-- SUPPLIED PASSAGE follows --

# Which interior glass cleaner from Halfords? (£5-£11)



## King Mustard (Apr 28, 2019)

It appears my options are:


£5 - Turtle Wax ClearVue Glass Clean (500 ml)
£7 - Turtle Wax Dash & Glass Interior Cleaner (500 ml)
£9 - Autoglym Fast Glass (500 ml)
£10 - Auto Finesse Crystal Glass Cleaner (500 ml)
£11 - Meguiars Perfect Clarity Glass Cleaner (473 ml)
Is there any real difference between them all, or will the £5 one do the job just as well?

If it makes a difference, after cleaning the interior glass, I'll be applying Rain-X Anti-Fog.


----------



## Autoglym (Apr 10, 2008)

*cough* Autoglym *cough* :lol:


----------



## RS3 (Mar 5, 2018)

Ive used all of those except the £7 Turtle wax and i'd agree with Mr. Autoglym.:thumb:


----------



## Cookeh (Apr 27, 2017)

I'd go to Tesco and spend £1.70 (sale price) on some HG Mirror and Glass cleaner. Truly excellent cleaner that slices through grease and residues, with the added benefit of having probably the best spray triggers around.


----------



## nicks16v (Jan 7, 2009)

Agree with the above, the whole HG range seems to be on offer in Tesco at the moment. The triggers are easily worth the price on their own let alone whats inside as an added bonus. But whats inside is very good too


----------



## RS3 (Mar 5, 2018)

Cookeh said:


> I'd go to Tesco and spend £1.70 (sale price) on some HG Mirror and Glass cleaner. Truly excellent cleaner that slices through grease and residues, with the added benefit of having probably the best spray triggers around.


I'd agree but its not on sale anymore so it's a whopping £2 i'm afraid!.


----------



## \Rian (Aug 23, 2017)

Carplan Trade Crystal Glass Cleaner - 5Ltr for £7.79

https://www.eurocarparts.com/p/carp...ab6YuA8BWHbx2k9IZxQEWS8-kVyfc6VxoCKhwQAvD_BwE

Works a treat, its basically IPA and DI water and dye


----------



## Lexus-is250 (Feb 4, 2017)

Autoglym glass polish. Wouldnt worry about the anti fog stuff it's not great. 

Sent from my SM-A505FN using Tapatalk


----------



## Gheezer (Aug 6, 2013)

Fast Glass all day. Best i have used


----------



## minimadmotorman (Mar 18, 2012)

-- SUPPLIED PASSAGE concluded --
-- EXTRACTED RECORDS follows --

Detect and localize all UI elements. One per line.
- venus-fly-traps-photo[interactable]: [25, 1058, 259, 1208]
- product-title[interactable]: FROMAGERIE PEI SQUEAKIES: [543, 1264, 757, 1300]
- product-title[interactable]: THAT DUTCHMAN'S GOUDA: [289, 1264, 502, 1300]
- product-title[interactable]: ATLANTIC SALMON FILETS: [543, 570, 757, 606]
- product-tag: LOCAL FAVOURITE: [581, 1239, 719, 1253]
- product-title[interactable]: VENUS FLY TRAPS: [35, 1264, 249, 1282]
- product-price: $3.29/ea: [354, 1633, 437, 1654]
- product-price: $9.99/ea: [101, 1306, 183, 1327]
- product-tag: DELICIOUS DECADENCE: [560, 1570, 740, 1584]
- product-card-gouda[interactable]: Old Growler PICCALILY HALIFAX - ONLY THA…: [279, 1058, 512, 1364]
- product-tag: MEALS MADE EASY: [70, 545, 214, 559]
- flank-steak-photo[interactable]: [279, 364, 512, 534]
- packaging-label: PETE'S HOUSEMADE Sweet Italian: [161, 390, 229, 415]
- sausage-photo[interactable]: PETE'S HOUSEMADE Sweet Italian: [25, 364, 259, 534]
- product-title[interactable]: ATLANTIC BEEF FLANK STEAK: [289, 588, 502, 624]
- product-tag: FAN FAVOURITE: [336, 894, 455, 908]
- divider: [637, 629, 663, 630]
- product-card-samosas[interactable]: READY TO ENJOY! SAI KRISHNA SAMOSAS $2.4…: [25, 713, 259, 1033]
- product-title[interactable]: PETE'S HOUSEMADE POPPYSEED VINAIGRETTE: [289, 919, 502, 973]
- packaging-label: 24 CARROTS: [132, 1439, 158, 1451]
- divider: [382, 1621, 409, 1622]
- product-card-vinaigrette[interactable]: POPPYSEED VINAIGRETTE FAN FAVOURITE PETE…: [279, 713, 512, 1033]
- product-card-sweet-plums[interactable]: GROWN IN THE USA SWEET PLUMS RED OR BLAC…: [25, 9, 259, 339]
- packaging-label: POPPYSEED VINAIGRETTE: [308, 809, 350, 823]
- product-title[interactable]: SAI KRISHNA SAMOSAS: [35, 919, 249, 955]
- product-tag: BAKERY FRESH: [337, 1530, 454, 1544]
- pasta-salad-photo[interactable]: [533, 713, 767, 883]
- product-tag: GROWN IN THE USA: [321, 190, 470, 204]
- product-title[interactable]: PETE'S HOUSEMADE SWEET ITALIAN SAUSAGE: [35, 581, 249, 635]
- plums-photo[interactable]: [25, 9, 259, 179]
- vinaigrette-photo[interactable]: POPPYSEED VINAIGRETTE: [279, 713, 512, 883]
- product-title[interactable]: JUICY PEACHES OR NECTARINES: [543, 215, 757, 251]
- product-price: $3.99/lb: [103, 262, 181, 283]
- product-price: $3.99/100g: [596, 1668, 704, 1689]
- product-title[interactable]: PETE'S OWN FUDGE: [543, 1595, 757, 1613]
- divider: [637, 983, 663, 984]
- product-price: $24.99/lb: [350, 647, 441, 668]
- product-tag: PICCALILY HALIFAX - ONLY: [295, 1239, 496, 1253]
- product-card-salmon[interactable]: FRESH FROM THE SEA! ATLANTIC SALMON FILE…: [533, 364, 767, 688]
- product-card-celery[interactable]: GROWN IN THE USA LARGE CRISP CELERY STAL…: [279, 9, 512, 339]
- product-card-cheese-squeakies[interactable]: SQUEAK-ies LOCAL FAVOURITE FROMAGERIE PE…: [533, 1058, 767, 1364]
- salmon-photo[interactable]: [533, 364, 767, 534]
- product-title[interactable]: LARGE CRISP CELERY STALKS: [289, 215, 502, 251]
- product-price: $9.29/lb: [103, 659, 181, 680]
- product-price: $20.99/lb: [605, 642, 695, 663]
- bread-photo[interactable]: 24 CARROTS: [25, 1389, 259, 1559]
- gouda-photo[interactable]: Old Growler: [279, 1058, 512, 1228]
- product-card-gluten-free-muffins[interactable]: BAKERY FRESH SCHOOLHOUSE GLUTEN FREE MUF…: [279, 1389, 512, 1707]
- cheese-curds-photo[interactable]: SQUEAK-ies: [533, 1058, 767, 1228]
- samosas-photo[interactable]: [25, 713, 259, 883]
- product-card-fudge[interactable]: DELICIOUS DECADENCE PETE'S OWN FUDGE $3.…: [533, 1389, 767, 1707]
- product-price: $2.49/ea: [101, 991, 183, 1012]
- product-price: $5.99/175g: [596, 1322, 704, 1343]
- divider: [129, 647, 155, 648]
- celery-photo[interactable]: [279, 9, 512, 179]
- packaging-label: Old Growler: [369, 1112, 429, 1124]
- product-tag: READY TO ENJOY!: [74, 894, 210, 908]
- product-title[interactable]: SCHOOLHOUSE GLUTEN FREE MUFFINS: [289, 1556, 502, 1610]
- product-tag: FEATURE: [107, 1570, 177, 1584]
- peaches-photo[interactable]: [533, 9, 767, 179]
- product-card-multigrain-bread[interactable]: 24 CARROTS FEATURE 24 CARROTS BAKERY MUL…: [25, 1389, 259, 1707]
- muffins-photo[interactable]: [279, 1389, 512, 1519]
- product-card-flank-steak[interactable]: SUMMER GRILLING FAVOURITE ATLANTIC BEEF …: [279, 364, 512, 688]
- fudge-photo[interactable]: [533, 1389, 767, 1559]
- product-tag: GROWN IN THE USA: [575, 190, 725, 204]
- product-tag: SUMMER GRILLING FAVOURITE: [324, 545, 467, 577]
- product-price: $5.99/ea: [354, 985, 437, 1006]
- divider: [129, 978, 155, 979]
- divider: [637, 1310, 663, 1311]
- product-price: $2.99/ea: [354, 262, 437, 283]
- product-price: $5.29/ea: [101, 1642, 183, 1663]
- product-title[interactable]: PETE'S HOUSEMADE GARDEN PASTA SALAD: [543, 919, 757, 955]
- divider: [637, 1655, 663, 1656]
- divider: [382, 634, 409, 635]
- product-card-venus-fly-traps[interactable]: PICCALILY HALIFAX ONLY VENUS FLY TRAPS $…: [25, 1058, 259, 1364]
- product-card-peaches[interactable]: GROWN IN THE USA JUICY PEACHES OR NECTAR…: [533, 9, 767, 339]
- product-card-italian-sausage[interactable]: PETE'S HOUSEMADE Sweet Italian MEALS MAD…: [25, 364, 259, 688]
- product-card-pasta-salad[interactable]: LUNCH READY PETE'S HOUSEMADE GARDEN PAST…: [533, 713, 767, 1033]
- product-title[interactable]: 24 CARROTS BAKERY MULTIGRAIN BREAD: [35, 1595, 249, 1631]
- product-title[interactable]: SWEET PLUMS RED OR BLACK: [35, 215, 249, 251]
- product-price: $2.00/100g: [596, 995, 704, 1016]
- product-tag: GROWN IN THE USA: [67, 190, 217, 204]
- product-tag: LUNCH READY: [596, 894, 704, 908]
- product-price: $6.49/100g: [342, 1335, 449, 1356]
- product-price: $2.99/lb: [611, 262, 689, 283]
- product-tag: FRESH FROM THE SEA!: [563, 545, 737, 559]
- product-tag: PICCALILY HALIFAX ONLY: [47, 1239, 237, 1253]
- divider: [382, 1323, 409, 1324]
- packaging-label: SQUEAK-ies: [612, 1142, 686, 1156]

-- EXTRACTED RECORDS concluded --

→ **TASK ITEM A**:
In the glass cleaner thread, what price is given for 5 liters of Carplan Trade Crystal Glass Cleaner?
→ **TASK ITEM B**:
Continue the forum thread on interior glass cleaners from its last line.

→ **WRITTEN REPLY A**:
£7.79

→ **WRITTEN REPLY B**:
Fast Glass from that list.


----------



## Andyblue (Jun 20, 2017)

Fast glass is very nice to use. 

Really don’t think you’ll go far wrong with any of them, once you get your technique sorted for that proxy - some require a different process for cleaning off...


----------



## King Mustard (Apr 28, 2019)

Autoglym Fast Glass it is.

£7.50 delivered (500 ml), from eBay UK 👍


----------



## BRUN (May 13, 2006)

i do like Fast Glass, but id agree with other comments about the HG range, its all very good stuff


----------



## vsideboy (Sep 1, 2006)

Cookeh said:


> I'd go to Tesco and spend £1.70 (sale price) on some HG Mirror and Glass cleaner. Truly excellent cleaner that slices through grease and residues, with the added benefit of having probably the best spray triggers around.


+1 for this stuff.


----------



## AD18 (Apr 29, 2019)

Haha just my luck, checked every glass cleaner thread here a month ago before this one appeared and bought Angelwax Vision. That completely destroyed my window tints (despite their own website saying its safe for film!) so then went for Nilco Glass Cleaner from B&Q which is a good one. HG one to look for once this 1L is used up it looks like!


----------



## \Rian (Aug 23, 2017)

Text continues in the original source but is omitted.